## To do:
Reproduce each line bearing the word "Données".

## Records:
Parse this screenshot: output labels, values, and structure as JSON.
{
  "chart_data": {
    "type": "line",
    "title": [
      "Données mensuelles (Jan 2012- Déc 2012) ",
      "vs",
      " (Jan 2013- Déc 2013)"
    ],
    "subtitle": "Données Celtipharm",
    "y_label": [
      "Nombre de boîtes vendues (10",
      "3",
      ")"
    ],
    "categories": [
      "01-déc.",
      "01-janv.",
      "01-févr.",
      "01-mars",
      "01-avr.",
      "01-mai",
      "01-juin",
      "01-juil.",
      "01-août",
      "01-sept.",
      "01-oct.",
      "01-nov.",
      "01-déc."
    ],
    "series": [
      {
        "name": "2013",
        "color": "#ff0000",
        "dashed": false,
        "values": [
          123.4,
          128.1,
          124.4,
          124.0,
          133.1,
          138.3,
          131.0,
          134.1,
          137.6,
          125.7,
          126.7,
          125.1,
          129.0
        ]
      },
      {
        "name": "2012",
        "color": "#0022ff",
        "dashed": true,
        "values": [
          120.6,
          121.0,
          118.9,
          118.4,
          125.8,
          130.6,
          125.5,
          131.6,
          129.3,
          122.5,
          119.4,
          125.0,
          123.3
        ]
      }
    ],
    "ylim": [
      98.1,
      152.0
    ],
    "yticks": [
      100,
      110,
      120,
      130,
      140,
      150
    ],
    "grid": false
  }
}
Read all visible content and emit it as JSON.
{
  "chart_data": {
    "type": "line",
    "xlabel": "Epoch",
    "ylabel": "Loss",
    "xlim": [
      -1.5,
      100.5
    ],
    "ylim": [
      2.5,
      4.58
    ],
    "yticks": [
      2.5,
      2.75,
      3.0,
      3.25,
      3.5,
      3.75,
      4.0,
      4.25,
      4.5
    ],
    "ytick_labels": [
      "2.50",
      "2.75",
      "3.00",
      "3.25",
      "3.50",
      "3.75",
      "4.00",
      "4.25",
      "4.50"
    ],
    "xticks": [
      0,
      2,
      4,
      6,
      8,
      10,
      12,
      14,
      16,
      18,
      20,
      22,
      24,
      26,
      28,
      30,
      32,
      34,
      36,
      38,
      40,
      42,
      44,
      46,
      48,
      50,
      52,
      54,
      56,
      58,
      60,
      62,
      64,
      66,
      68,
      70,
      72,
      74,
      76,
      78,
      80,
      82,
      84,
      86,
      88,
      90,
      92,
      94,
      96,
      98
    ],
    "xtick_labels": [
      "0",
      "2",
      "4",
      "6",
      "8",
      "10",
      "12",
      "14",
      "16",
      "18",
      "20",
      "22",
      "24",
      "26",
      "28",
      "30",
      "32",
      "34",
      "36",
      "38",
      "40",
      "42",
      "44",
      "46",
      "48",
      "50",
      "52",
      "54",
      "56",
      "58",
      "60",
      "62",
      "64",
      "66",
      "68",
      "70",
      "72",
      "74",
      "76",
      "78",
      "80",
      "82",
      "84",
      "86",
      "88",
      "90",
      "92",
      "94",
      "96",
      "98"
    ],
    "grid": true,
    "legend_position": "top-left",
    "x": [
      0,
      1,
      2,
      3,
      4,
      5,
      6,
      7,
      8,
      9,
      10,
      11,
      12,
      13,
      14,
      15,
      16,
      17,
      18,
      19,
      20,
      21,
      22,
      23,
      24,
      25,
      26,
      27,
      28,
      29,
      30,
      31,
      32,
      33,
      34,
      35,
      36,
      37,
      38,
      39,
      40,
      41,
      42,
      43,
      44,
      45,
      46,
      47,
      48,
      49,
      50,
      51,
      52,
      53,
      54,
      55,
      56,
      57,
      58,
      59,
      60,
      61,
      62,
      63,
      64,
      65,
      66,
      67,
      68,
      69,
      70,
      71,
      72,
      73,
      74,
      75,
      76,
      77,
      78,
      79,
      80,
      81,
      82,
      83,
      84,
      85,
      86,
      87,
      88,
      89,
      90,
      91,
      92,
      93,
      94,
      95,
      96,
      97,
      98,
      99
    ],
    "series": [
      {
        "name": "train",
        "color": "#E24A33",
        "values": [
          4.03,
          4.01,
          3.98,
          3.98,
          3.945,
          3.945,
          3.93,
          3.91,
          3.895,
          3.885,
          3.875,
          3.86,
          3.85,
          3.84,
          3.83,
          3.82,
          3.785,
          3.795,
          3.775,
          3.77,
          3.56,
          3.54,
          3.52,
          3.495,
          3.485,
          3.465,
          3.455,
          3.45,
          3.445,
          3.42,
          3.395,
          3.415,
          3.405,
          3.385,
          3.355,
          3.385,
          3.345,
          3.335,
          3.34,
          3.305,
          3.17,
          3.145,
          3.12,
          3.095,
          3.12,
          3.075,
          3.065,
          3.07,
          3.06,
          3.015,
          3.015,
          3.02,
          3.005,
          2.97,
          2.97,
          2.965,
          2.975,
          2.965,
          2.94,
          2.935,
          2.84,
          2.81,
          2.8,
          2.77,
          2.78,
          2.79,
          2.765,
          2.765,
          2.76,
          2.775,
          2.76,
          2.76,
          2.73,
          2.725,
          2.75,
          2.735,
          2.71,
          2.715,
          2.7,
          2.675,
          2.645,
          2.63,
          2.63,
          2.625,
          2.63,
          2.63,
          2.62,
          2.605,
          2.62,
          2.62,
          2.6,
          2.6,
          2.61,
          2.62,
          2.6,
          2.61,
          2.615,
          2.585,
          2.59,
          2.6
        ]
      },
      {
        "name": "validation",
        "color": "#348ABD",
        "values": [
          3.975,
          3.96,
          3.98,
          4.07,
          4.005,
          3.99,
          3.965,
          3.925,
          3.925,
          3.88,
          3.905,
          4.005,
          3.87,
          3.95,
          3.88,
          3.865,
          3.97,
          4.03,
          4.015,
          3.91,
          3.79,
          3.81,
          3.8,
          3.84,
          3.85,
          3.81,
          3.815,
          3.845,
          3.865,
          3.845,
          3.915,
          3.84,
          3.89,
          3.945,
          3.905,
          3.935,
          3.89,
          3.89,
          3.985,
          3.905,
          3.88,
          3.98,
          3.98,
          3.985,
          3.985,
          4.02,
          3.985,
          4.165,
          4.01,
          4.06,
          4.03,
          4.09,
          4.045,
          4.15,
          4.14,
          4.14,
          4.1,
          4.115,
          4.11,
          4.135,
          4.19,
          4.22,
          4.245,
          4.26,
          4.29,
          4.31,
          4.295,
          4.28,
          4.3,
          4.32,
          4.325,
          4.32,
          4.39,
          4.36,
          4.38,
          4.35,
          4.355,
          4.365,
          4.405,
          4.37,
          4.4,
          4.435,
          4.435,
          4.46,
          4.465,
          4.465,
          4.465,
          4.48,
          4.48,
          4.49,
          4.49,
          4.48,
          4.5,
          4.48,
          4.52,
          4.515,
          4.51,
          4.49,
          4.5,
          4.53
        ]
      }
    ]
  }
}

## Complete response:
      "Données mensuelles (Jan 2012- Déc 2012) ",
    "subtitle": "Données Celtipharm",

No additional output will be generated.